**EXERCISE DETAILS**:
Scan each line of the records for the word "JSON" and extract the ones that have it.

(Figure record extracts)
^^^^

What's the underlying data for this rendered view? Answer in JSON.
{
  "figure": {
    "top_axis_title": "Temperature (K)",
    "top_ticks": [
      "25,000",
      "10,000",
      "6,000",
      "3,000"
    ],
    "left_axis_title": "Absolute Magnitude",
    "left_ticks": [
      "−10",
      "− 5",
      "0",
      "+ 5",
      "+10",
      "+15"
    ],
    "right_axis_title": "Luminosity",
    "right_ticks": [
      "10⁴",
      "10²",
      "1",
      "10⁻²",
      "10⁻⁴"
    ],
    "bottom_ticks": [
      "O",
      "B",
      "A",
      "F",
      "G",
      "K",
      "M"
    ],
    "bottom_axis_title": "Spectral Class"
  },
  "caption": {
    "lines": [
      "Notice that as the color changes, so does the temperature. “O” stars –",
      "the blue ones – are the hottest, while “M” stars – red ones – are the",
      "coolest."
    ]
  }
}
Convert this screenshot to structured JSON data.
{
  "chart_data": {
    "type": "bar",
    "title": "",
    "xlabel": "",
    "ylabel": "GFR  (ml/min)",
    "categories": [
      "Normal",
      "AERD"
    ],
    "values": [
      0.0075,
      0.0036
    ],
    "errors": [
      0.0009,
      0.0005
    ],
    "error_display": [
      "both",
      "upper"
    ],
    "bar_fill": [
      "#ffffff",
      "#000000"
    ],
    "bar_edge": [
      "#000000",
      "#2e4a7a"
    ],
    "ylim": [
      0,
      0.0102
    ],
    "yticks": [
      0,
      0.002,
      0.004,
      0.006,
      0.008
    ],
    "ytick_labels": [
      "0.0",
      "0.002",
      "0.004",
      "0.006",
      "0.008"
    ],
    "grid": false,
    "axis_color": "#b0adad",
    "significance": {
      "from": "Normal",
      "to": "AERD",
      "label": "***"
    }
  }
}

^^^^

**WORKED ANSWER**:
What's the underlying data for this rendered view? Answer in JSON.
Convert this screenshot to structured JSON data.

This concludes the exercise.